- [WRITTEN REQUEST]:
Exclude images, then output the remaining data verbatim.

- [INPUT]:
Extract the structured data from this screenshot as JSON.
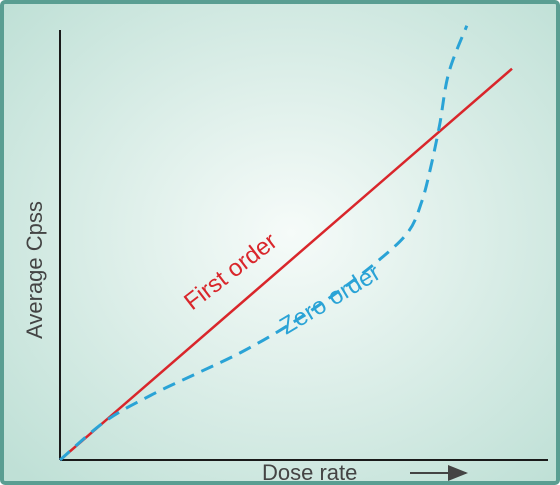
{
  "chart_data": {
    "type": "line",
    "title": "",
    "xlabel": "Dose rate",
    "ylabel": "Average Cpss",
    "xlim": [
      0,
      10
    ],
    "ylim": [
      0,
      10
    ],
    "grid": false,
    "legend": "inline",
    "series": [
      {
        "name": "First order",
        "color": "#d9262b",
        "style": "solid",
        "x": [
          0,
          10
        ],
        "y": [
          0,
          9.1
        ]
      },
      {
        "name": "Zero order",
        "color": "#2aa3d6",
        "style": "dashed",
        "x": [
          0,
          1,
          2,
          3,
          4,
          5,
          6,
          7,
          7.7,
          8,
          8.2,
          8.4,
          8.6,
          9.0
        ],
        "y": [
          0,
          0.9,
          1.5,
          2.0,
          2.5,
          3.1,
          3.8,
          4.6,
          5.3,
          6.0,
          6.8,
          7.8,
          9.0,
          10.1
        ]
      }
    ],
    "colors": {
      "frame": "#5a9e92",
      "axis": "#1a1a1a",
      "bg_center": "#f6fbf9",
      "bg_edge": "#bfe0d6"
    }
  }
}
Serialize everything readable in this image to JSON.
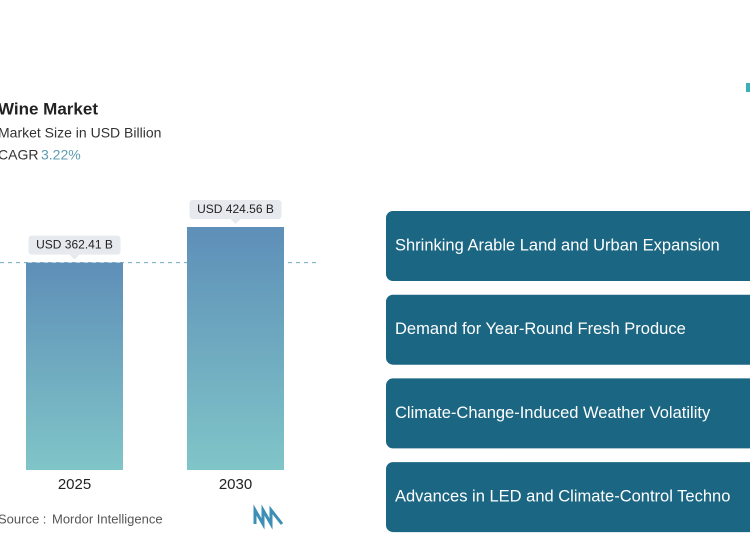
{
  "chart_data": {
    "type": "bar",
    "title": "Wine Market",
    "subtitle": "Market Size in USD Billion",
    "cagr_label": "CAGR",
    "cagr": "3.22%",
    "categories": [
      "2025",
      "2030"
    ],
    "values": [
      362.41,
      424.56
    ],
    "value_labels": [
      "USD 362.41 B",
      "USD 424.56 B"
    ],
    "source_label": "Source :",
    "source": "Mordor Intelligence"
  },
  "factors": [
    "Shrinking Arable Land and Urban Expansion",
    "Demand for Year-Round Fresh Produce",
    "Climate-Change-Induced Weather Volatility",
    "Advances in LED and Climate-Control Techno"
  ]
}
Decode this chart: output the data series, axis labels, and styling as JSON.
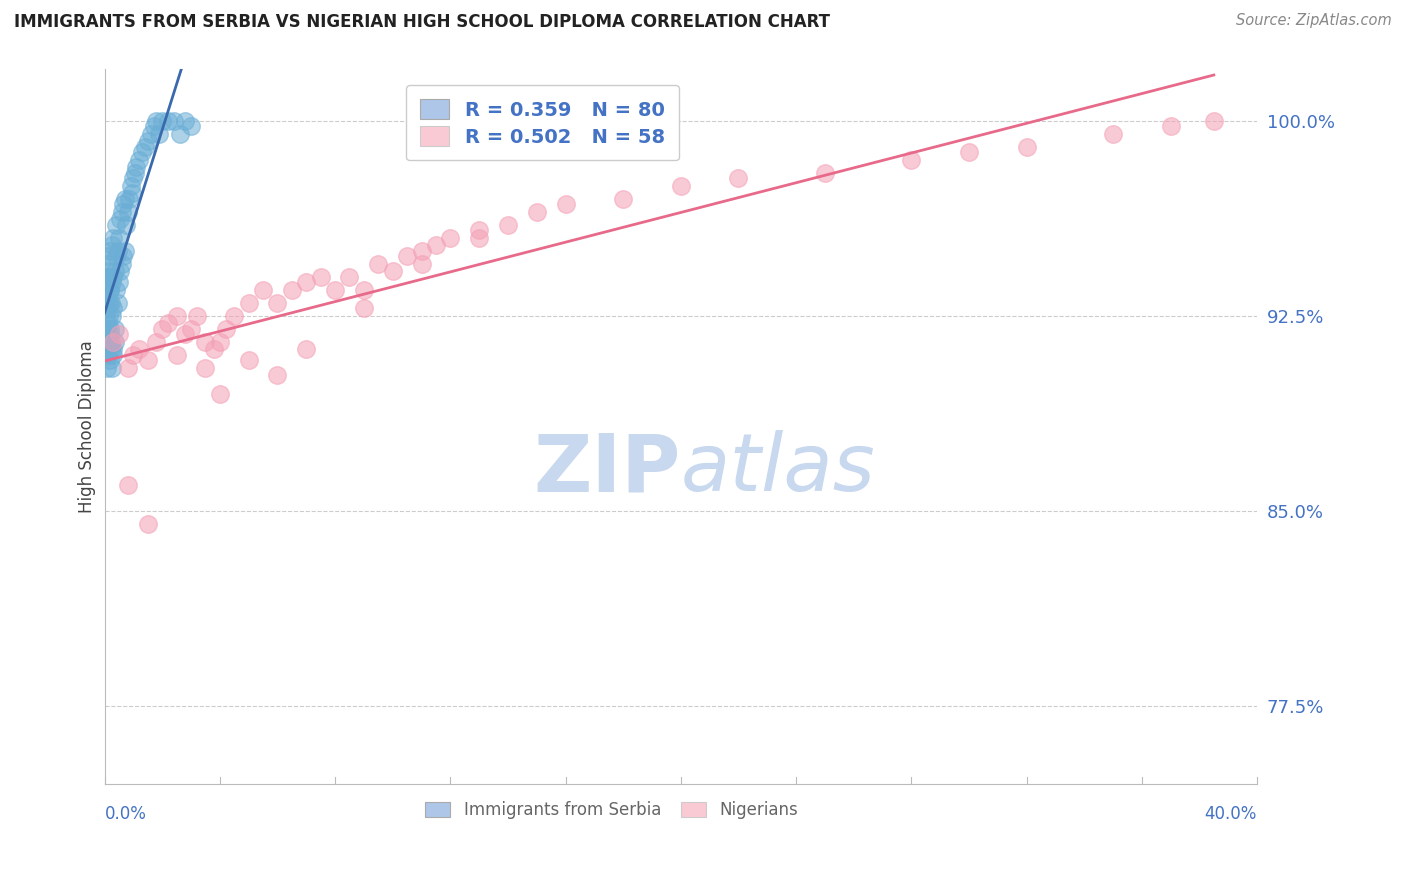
{
  "title": "IMMIGRANTS FROM SERBIA VS NIGERIAN HIGH SCHOOL DIPLOMA CORRELATION CHART",
  "source": "Source: ZipAtlas.com",
  "xlabel_bottom_left": "0.0%",
  "xlabel_bottom_right": "40.0%",
  "ylabel": "High School Diploma",
  "y_ticks": [
    77.5,
    85.0,
    92.5,
    100.0
  ],
  "y_tick_labels": [
    "77.5%",
    "85.0%",
    "92.5%",
    "100.0%"
  ],
  "x_min": 0.0,
  "x_max": 40.0,
  "y_min": 74.5,
  "y_max": 102.0,
  "serbia_R": 0.359,
  "serbia_N": 80,
  "nigeria_R": 0.502,
  "nigeria_N": 58,
  "blue_color": "#6baed6",
  "blue_line_color": "#3a6aad",
  "pink_color": "#f4a0b5",
  "pink_line_color": "#e86a8a",
  "legend_blue_fill": "#aec6e8",
  "legend_pink_fill": "#f9c9d4",
  "title_color": "#222222",
  "source_color": "#888888",
  "tick_label_color": "#4472c4",
  "grid_color": "#cccccc",
  "watermark_color": "#dce8f5",
  "legend_text_color": "#4472c4",
  "serbia_x": [
    0.05,
    0.05,
    0.05,
    0.05,
    0.05,
    0.08,
    0.08,
    0.08,
    0.08,
    0.1,
    0.1,
    0.1,
    0.1,
    0.12,
    0.12,
    0.12,
    0.15,
    0.15,
    0.15,
    0.18,
    0.18,
    0.2,
    0.2,
    0.2,
    0.22,
    0.22,
    0.25,
    0.25,
    0.25,
    0.28,
    0.3,
    0.3,
    0.3,
    0.35,
    0.35,
    0.4,
    0.4,
    0.4,
    0.45,
    0.45,
    0.5,
    0.5,
    0.55,
    0.55,
    0.6,
    0.6,
    0.65,
    0.65,
    0.7,
    0.7,
    0.75,
    0.8,
    0.85,
    0.9,
    0.95,
    1.0,
    1.05,
    1.1,
    1.2,
    1.3,
    1.4,
    1.5,
    1.6,
    1.7,
    1.8,
    1.9,
    2.0,
    2.2,
    2.4,
    2.6,
    2.8,
    3.0,
    0.1,
    0.12,
    0.15,
    0.18,
    0.22,
    0.25,
    0.3,
    0.35
  ],
  "serbia_y": [
    92.5,
    93.0,
    93.5,
    94.0,
    91.8,
    92.8,
    93.2,
    94.2,
    91.5,
    92.0,
    93.8,
    94.5,
    91.2,
    92.2,
    93.5,
    94.8,
    92.5,
    93.0,
    94.0,
    91.8,
    93.5,
    92.0,
    93.5,
    95.0,
    91.5,
    93.0,
    92.5,
    93.8,
    95.2,
    91.2,
    92.8,
    94.0,
    95.5,
    92.0,
    94.2,
    93.5,
    94.8,
    96.0,
    93.0,
    95.0,
    93.8,
    95.5,
    94.2,
    96.2,
    94.5,
    96.5,
    94.8,
    96.8,
    95.0,
    97.0,
    96.0,
    96.5,
    97.0,
    97.5,
    97.2,
    97.8,
    98.0,
    98.2,
    98.5,
    98.8,
    99.0,
    99.2,
    99.5,
    99.8,
    100.0,
    99.5,
    100.0,
    100.0,
    100.0,
    99.5,
    100.0,
    99.8,
    90.5,
    91.0,
    91.5,
    90.8,
    91.2,
    90.5,
    91.0,
    91.5
  ],
  "nigeria_x": [
    0.3,
    0.5,
    0.8,
    1.0,
    1.2,
    1.5,
    1.8,
    2.0,
    2.2,
    2.5,
    2.8,
    3.0,
    3.2,
    3.5,
    3.8,
    4.0,
    4.2,
    4.5,
    5.0,
    5.5,
    6.0,
    6.5,
    7.0,
    7.5,
    8.0,
    8.5,
    9.0,
    9.5,
    10.0,
    10.5,
    11.0,
    11.5,
    12.0,
    13.0,
    14.0,
    15.0,
    16.0,
    18.0,
    20.0,
    22.0,
    25.0,
    28.0,
    30.0,
    32.0,
    35.0,
    37.0,
    38.5,
    2.5,
    3.5,
    5.0,
    7.0,
    9.0,
    11.0,
    13.0,
    4.0,
    6.0,
    0.8,
    1.5
  ],
  "nigeria_y": [
    91.5,
    91.8,
    90.5,
    91.0,
    91.2,
    90.8,
    91.5,
    92.0,
    92.2,
    92.5,
    91.8,
    92.0,
    92.5,
    91.5,
    91.2,
    91.5,
    92.0,
    92.5,
    93.0,
    93.5,
    93.0,
    93.5,
    93.8,
    94.0,
    93.5,
    94.0,
    93.5,
    94.5,
    94.2,
    94.8,
    95.0,
    95.2,
    95.5,
    95.8,
    96.0,
    96.5,
    96.8,
    97.0,
    97.5,
    97.8,
    98.0,
    98.5,
    98.8,
    99.0,
    99.5,
    99.8,
    100.0,
    91.0,
    90.5,
    90.8,
    91.2,
    92.8,
    94.5,
    95.5,
    89.5,
    90.2,
    86.0,
    84.5
  ]
}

- [RESULT OF THIS TASK]:
Extract the structured data from this screenshot as JSON.
{
  "chart_data": {
    "type": "line",
    "title": "",
    "xlabel": "Dose rate",
    "ylabel": "Average Cpss",
    "xlim": [
      0,
      10
    ],
    "ylim": [
      0,
      10
    ],
    "grid": false,
    "legend": "inline",
    "series": [
      {
        "name": "First order",
        "color": "#d9262b",
        "style": "solid",
        "x": [
          0,
          10
        ],
        "y": [
          0,
          9.1
        ]
      },
      {
        "name": "Zero order",
        "color": "#2aa3d6",
        "style": "dashed",
        "x": [
          0,
          1,
          2,
          3,
          4,
          5,
          6,
          7,
          7.7,
          8,
          8.2,
          8.4,
          8.6,
          9.0
        ],
        "y": [
          0,
          0.9,
          1.5,
          2.0,
          2.5,
          3.1,
          3.8,
          4.6,
          5.3,
          6.0,
          6.8,
          7.8,
          9.0,
          10.1
        ]
      }
    ],
    "colors": {
      "frame": "#5a9e92",
      "axis": "#1a1a1a",
      "bg_center": "#f6fbf9",
      "bg_edge": "#bfe0d6"
    }
  }
}
Serialize everything readable in this image to JSON.
{
  "chart_data": {
    "type": "bar",
    "title": "Wine Market",
    "subtitle": "Market Size in USD Billion",
    "cagr_label": "CAGR",
    "cagr": "3.22%",
    "categories": [
      "2025",
      "2030"
    ],
    "values": [
      362.41,
      424.56
    ],
    "value_labels": [
      "USD 362.41 B",
      "USD 424.56 B"
    ],
    "source_label": "Source :",
    "source": "Mordor Intelligence"
  },
  "factors": [
    "Shrinking Arable Land and Urban Expansion",
    "Demand for Year-Round Fresh Produce",
    "Climate-Change-Induced Weather Volatility",
    "Advances in LED and Climate-Control Techno"
  ]
}
Decode this chart: output the data series, axis labels, and styling as JSON.
{
  "title": "IMMIGRANTS FROM SERBIA VS NIGERIAN HIGH SCHOOL DIPLOMA CORRELATION CHART",
  "source": "Source: ZipAtlas.com",
  "xlabel_bottom_left": "0.0%",
  "xlabel_bottom_right": "40.0%",
  "ylabel": "High School Diploma",
  "y_ticks": [
    77.5,
    85.0,
    92.5,
    100.0
  ],
  "y_tick_labels": [
    "77.5%",
    "85.0%",
    "92.5%",
    "100.0%"
  ],
  "x_min": 0.0,
  "x_max": 40.0,
  "y_min": 74.5,
  "y_max": 102.0,
  "serbia_R": 0.359,
  "serbia_N": 80,
  "nigeria_R": 0.502,
  "nigeria_N": 58,
  "blue_color": "#6baed6",
  "blue_line_color": "#3a6aad",
  "pink_color": "#f4a0b5",
  "pink_line_color": "#e86a8a",
  "legend_blue_fill": "#aec6e8",
  "legend_pink_fill": "#f9c9d4",
  "title_color": "#222222",
  "source_color": "#888888",
  "tick_label_color": "#4472c4",
  "grid_color": "#cccccc",
  "watermark_color": "#dce8f5",
  "legend_text_color": "#4472c4",
  "serbia_x": [
    0.05,
    0.05,
    0.05,
    0.05,
    0.05,
    0.08,
    0.08,
    0.08,
    0.08,
    0.1,
    0.1,
    0.1,
    0.1,
    0.12,
    0.12,
    0.12,
    0.15,
    0.15,
    0.15,
    0.18,
    0.18,
    0.2,
    0.2,
    0.2,
    0.22,
    0.22,
    0.25,
    0.25,
    0.25,
    0.28,
    0.3,
    0.3,
    0.3,
    0.35,
    0.35,
    0.4,
    0.4,
    0.4,
    0.45,
    0.45,
    0.5,
    0.5,
    0.55,
    0.55,
    0.6,
    0.6,
    0.65,
    0.65,
    0.7,
    0.7,
    0.75,
    0.8,
    0.85,
    0.9,
    0.95,
    1.0,
    1.05,
    1.1,
    1.2,
    1.3,
    1.4,
    1.5,
    1.6,
    1.7,
    1.8,
    1.9,
    2.0,
    2.2,
    2.4,
    2.6,
    2.8,
    3.0,
    0.1,
    0.12,
    0.15,
    0.18,
    0.22,
    0.25,
    0.3,
    0.35
  ],
  "serbia_y": [
    92.5,
    93.0,
    93.5,
    94.0,
    91.8,
    92.8,
    93.2,
    94.2,
    91.5,
    92.0,
    93.8,
    94.5,
    91.2,
    92.2,
    93.5,
    94.8,
    92.5,
    93.0,
    94.0,
    91.8,
    93.5,
    92.0,
    93.5,
    95.0,
    91.5,
    93.0,
    92.5,
    93.8,
    95.2,
    91.2,
    92.8,
    94.0,
    95.5,
    92.0,
    94.2,
    93.5,
    94.8,
    96.0,
    93.0,
    95.0,
    93.8,
    95.5,
    94.2,
    96.2,
    94.5,
    96.5,
    94.8,
    96.8,
    95.0,
    97.0,
    96.0,
    96.5,
    97.0,
    97.5,
    97.2,
    97.8,
    98.0,
    98.2,
    98.5,
    98.8,
    99.0,
    99.2,
    99.5,
    99.8,
    100.0,
    99.5,
    100.0,
    100.0,
    100.0,
    99.5,
    100.0,
    99.8,
    90.5,
    91.0,
    91.5,
    90.8,
    91.2,
    90.5,
    91.0,
    91.5
  ],
  "nigeria_x": [
    0.3,
    0.5,
    0.8,
    1.0,
    1.2,
    1.5,
    1.8,
    2.0,
    2.2,
    2.5,
    2.8,
    3.0,
    3.2,
    3.5,
    3.8,
    4.0,
    4.2,
    4.5,
    5.0,
    5.5,
    6.0,
    6.5,
    7.0,
    7.5,
    8.0,
    8.5,
    9.0,
    9.5,
    10.0,
    10.5,
    11.0,
    11.5,
    12.0,
    13.0,
    14.0,
    15.0,
    16.0,
    18.0,
    20.0,
    22.0,
    25.0,
    28.0,
    30.0,
    32.0,
    35.0,
    37.0,
    38.5,
    2.5,
    3.5,
    5.0,
    7.0,
    9.0,
    11.0,
    13.0,
    4.0,
    6.0,
    0.8,
    1.5
  ],
  "nigeria_y": [
    91.5,
    91.8,
    90.5,
    91.0,
    91.2,
    90.8,
    91.5,
    92.0,
    92.2,
    92.5,
    91.8,
    92.0,
    92.5,
    91.5,
    91.2,
    91.5,
    92.0,
    92.5,
    93.0,
    93.5,
    93.0,
    93.5,
    93.8,
    94.0,
    93.5,
    94.0,
    93.5,
    94.5,
    94.2,
    94.8,
    95.0,
    95.2,
    95.5,
    95.8,
    96.0,
    96.5,
    96.8,
    97.0,
    97.5,
    97.8,
    98.0,
    98.5,
    98.8,
    99.0,
    99.5,
    99.8,
    100.0,
    91.0,
    90.5,
    90.8,
    91.2,
    92.8,
    94.5,
    95.5,
    89.5,
    90.2,
    86.0,
    84.5
  ]
}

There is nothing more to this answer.